[Opening Listed records section]

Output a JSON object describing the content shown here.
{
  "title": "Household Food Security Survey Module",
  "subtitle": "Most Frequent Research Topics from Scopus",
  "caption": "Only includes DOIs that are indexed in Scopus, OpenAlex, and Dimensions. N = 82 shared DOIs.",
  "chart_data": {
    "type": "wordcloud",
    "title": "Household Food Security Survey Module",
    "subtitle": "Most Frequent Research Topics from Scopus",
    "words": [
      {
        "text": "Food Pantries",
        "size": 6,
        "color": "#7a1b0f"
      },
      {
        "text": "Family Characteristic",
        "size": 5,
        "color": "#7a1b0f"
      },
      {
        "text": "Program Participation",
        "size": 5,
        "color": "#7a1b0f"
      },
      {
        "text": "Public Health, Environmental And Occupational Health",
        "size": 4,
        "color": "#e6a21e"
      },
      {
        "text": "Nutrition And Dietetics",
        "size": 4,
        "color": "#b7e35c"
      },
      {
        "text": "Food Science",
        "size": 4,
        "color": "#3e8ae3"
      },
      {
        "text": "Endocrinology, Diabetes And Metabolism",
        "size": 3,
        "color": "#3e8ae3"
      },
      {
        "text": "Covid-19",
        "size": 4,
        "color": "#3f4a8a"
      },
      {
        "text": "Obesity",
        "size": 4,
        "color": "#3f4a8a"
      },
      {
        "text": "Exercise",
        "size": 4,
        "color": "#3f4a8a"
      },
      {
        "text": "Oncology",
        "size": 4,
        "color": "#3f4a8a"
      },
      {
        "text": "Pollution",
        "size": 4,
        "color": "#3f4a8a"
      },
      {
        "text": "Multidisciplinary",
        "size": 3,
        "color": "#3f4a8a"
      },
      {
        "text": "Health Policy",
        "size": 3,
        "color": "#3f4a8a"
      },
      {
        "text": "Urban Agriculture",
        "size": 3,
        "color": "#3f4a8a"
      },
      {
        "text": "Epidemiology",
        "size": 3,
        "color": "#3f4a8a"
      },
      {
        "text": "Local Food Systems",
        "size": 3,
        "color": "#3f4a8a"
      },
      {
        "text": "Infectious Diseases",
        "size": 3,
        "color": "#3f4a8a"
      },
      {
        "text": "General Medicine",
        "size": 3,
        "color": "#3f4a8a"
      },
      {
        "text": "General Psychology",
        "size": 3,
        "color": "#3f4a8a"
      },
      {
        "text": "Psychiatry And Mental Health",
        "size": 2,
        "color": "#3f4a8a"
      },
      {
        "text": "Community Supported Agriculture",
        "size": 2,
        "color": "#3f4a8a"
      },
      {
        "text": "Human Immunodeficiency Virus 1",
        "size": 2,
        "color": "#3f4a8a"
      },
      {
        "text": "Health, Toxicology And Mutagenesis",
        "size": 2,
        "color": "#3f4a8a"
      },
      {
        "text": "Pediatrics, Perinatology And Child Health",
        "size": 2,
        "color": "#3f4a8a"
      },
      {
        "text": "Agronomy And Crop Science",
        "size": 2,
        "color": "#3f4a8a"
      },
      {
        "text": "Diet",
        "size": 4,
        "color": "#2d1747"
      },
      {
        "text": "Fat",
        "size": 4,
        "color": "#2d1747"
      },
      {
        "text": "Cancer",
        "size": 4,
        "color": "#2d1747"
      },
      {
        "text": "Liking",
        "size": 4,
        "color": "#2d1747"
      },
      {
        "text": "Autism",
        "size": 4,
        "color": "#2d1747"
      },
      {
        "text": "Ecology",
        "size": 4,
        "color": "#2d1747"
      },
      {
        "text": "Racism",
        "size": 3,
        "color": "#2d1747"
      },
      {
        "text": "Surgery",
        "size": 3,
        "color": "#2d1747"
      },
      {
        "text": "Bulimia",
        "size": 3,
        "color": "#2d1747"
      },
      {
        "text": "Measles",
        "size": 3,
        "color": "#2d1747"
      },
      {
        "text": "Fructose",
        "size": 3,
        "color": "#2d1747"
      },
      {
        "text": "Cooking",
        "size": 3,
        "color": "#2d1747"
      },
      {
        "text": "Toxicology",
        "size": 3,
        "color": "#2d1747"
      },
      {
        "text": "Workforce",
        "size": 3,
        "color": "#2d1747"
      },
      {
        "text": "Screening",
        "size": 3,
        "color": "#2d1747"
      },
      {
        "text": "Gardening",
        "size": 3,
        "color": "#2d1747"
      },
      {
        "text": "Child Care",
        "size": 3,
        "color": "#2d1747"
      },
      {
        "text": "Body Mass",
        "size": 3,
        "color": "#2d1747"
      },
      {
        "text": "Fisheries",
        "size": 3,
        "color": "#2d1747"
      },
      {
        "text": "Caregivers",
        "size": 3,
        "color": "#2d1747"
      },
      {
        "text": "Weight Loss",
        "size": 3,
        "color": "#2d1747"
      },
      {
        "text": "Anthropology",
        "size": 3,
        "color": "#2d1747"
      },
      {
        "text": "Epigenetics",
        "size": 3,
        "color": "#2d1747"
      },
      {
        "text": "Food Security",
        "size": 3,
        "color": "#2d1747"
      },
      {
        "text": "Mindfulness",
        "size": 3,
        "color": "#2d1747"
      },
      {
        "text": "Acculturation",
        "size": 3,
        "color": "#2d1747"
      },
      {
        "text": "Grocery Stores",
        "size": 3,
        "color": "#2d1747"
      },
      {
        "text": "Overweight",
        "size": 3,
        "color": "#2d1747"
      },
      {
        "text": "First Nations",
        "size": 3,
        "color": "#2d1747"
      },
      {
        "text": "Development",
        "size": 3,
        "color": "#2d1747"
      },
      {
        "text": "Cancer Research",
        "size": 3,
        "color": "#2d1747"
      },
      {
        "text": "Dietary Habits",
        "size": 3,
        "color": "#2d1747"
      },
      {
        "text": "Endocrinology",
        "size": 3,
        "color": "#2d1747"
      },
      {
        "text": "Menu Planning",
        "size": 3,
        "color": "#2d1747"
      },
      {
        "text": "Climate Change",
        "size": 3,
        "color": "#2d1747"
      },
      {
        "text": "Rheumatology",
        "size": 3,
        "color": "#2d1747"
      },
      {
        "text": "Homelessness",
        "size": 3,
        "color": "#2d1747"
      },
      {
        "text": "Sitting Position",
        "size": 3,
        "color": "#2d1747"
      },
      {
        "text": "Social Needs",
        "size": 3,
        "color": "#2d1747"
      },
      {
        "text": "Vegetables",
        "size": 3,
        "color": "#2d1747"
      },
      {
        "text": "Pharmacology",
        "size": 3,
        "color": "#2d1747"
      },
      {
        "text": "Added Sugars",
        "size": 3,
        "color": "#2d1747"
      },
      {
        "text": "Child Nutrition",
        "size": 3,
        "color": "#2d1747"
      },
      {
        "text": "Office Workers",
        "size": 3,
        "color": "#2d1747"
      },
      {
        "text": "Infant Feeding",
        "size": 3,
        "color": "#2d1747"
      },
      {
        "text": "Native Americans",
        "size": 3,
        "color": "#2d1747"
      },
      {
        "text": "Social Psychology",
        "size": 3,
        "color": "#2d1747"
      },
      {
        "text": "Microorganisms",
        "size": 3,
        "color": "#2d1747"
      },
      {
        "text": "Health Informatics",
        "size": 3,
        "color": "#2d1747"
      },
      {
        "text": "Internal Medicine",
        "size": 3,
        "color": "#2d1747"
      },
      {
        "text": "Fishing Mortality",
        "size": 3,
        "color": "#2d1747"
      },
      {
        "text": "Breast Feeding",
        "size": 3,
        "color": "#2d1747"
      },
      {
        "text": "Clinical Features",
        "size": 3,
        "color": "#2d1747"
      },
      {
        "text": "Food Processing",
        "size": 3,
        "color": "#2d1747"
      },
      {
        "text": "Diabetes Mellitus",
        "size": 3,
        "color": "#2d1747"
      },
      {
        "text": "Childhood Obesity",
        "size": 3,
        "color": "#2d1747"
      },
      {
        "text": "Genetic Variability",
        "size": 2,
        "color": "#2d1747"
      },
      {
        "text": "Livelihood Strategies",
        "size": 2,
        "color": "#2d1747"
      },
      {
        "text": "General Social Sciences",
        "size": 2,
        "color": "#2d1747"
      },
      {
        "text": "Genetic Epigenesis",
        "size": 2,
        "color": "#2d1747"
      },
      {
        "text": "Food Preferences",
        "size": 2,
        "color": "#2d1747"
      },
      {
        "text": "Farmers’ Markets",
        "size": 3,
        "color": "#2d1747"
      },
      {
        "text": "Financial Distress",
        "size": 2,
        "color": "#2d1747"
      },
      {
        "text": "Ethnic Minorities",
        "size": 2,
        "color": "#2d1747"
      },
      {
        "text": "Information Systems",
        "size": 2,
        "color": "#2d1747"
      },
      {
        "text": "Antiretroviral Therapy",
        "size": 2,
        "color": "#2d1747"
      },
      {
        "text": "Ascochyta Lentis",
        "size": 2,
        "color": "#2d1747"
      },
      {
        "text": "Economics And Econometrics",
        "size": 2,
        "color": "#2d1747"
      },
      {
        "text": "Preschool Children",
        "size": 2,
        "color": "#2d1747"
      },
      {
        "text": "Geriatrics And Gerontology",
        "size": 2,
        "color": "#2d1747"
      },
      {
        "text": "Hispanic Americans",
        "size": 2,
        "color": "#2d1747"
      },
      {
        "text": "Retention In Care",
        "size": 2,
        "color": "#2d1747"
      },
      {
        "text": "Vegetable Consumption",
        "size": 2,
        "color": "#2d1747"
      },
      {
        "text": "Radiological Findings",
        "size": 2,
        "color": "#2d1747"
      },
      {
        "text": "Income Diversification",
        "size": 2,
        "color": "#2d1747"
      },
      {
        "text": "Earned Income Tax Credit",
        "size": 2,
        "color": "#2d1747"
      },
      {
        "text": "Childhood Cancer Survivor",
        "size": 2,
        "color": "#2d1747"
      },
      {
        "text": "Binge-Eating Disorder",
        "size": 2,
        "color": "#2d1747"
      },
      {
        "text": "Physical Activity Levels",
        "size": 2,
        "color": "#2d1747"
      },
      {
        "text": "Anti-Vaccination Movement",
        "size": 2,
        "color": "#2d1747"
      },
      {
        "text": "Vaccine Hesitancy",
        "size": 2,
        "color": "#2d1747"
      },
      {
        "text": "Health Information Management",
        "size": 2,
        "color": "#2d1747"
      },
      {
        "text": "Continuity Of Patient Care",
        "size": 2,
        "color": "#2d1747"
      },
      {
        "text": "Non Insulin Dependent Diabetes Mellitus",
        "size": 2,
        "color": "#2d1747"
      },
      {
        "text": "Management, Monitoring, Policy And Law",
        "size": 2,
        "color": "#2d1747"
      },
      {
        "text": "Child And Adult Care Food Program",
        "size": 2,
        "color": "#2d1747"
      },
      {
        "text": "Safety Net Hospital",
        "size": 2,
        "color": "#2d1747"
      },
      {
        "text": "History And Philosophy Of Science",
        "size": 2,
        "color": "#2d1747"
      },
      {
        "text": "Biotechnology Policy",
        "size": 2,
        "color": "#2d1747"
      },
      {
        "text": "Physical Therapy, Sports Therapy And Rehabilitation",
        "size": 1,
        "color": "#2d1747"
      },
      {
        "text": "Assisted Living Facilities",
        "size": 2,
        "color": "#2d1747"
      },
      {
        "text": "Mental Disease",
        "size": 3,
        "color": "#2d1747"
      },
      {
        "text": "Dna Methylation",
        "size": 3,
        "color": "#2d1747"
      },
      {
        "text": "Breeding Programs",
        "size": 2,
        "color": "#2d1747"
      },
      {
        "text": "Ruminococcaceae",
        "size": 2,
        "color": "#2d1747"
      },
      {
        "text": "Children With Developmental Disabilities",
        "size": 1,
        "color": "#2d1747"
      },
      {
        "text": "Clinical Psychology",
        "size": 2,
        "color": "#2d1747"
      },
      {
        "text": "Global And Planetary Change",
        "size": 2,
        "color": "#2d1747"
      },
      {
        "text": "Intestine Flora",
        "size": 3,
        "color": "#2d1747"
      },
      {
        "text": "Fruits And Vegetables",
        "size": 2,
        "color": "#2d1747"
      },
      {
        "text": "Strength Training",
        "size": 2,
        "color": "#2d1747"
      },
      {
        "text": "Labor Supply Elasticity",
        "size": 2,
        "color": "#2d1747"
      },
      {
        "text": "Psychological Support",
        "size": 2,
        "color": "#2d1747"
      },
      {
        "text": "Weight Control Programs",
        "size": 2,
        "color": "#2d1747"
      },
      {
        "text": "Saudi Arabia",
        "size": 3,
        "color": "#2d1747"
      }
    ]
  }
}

[Closing Listed records section]

What you are asked to do:
Which lines above include the word "Nutrition"? Return each one.

Answer section:
        "text": "Nutrition And Dietetics",
        "text": "Child Nutrition",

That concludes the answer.